__Exercise inputs__.
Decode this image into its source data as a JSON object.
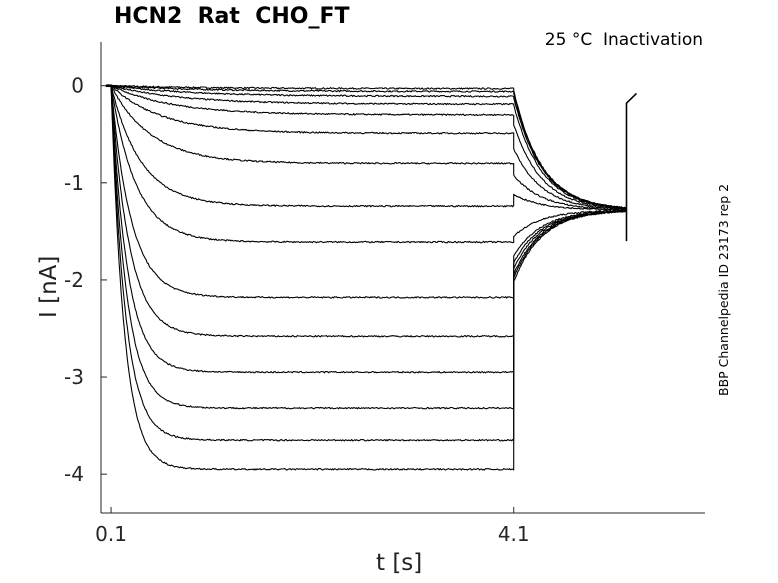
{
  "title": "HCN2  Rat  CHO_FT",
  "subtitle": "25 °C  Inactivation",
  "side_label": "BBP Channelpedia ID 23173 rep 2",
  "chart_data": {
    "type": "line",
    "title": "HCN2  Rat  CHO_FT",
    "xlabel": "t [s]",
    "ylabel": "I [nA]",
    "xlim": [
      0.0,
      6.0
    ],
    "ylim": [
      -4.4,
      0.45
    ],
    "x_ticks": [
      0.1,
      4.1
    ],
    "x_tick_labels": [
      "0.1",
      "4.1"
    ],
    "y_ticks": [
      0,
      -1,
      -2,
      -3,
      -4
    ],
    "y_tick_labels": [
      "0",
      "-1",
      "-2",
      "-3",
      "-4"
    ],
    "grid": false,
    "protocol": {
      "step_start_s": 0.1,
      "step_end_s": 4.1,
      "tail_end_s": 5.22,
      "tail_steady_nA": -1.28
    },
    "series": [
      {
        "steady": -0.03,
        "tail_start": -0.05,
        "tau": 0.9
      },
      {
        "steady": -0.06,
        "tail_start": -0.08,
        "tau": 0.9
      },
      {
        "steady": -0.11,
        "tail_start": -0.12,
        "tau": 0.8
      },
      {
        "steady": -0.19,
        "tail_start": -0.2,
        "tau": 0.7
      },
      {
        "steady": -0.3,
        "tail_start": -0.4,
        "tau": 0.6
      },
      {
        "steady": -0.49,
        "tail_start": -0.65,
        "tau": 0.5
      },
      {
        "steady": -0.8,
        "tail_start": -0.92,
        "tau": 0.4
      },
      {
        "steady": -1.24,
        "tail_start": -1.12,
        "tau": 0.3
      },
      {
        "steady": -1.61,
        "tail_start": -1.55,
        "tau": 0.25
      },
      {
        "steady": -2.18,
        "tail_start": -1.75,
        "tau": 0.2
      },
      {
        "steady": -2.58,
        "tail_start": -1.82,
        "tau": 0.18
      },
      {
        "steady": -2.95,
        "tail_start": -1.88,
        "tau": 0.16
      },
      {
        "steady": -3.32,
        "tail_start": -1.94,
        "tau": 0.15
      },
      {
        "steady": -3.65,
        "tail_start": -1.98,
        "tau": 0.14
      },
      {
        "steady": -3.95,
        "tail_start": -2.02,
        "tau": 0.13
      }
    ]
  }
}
---
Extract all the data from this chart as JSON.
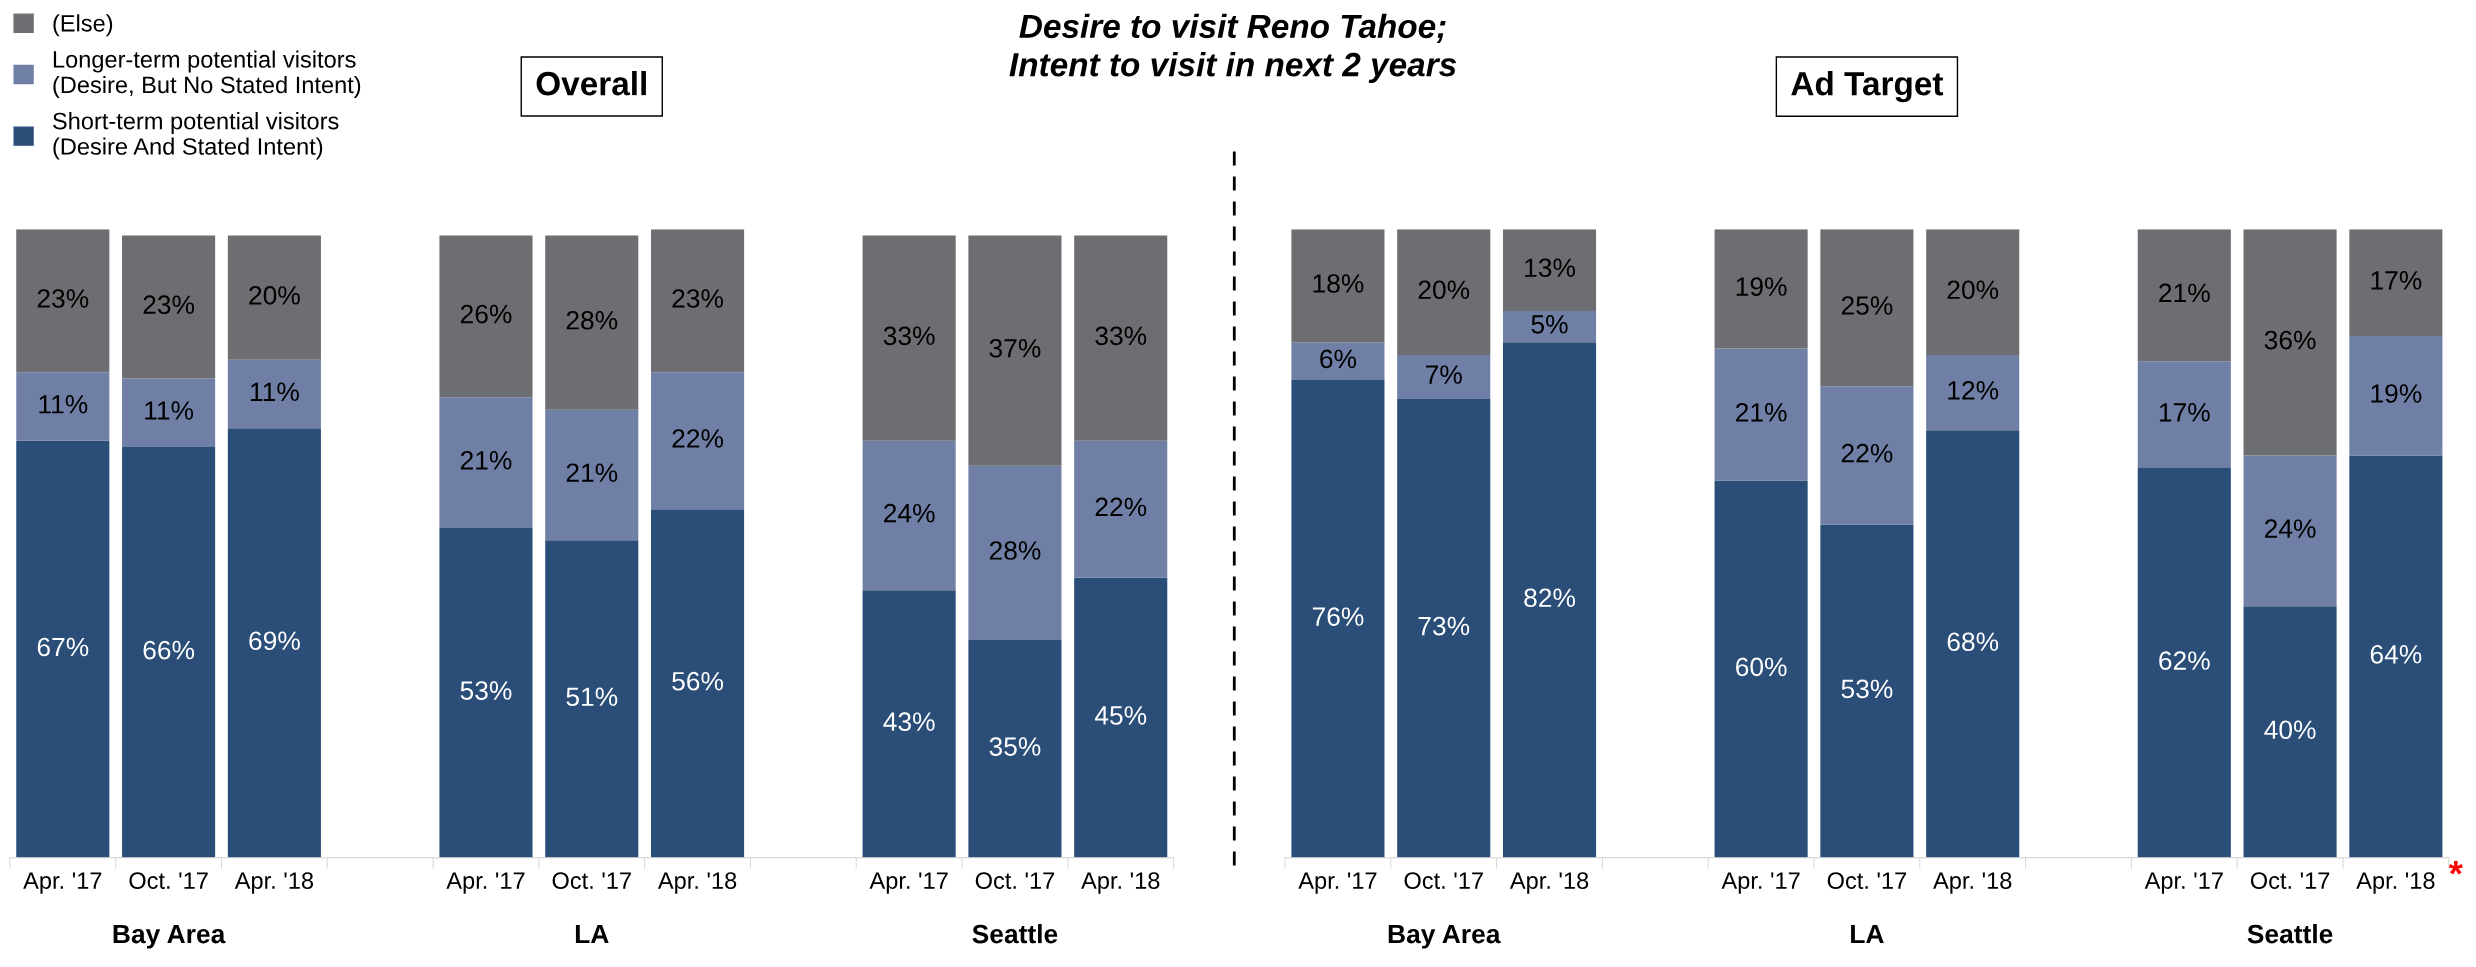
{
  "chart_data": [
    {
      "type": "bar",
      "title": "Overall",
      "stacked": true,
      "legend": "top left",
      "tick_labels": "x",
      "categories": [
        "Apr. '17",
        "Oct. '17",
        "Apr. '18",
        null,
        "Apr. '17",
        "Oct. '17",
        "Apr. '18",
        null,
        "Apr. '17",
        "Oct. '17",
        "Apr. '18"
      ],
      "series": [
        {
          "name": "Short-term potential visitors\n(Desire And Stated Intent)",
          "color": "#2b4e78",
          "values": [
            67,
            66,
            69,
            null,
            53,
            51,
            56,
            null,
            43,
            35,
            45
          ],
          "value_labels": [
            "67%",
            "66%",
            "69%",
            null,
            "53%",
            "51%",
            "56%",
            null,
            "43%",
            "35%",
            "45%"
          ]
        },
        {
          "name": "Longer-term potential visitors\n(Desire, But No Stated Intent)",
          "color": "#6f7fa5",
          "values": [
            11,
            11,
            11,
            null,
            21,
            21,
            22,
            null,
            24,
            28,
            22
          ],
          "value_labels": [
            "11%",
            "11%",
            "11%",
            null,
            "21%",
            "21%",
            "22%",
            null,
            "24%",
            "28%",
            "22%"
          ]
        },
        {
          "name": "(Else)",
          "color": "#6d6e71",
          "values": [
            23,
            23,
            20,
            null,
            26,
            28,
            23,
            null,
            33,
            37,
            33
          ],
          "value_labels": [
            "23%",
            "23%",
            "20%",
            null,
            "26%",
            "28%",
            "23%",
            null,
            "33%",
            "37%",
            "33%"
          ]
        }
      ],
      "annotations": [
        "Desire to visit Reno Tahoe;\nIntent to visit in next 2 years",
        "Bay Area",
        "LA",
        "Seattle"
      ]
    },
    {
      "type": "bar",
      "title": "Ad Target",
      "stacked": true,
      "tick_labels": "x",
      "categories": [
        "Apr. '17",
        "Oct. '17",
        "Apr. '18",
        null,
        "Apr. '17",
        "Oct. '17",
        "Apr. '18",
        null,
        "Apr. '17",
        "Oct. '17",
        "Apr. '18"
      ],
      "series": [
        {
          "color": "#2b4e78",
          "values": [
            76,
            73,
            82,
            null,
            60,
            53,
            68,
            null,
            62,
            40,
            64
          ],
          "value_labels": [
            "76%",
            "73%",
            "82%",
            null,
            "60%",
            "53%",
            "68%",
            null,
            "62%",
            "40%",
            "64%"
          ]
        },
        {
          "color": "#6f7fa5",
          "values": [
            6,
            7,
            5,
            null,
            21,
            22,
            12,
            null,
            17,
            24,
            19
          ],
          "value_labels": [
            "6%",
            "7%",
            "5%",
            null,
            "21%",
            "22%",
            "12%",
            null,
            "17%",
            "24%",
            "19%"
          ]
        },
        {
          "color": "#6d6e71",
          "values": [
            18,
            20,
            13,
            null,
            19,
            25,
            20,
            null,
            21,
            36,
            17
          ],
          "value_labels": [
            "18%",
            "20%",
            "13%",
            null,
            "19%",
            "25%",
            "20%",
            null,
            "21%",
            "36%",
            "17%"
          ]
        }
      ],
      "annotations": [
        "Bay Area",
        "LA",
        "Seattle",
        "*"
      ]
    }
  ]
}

__What to work on__.
What is the number of lines in the listing that contain the string "Stated"? Reply with that number alone.

__Answer for the task__.
2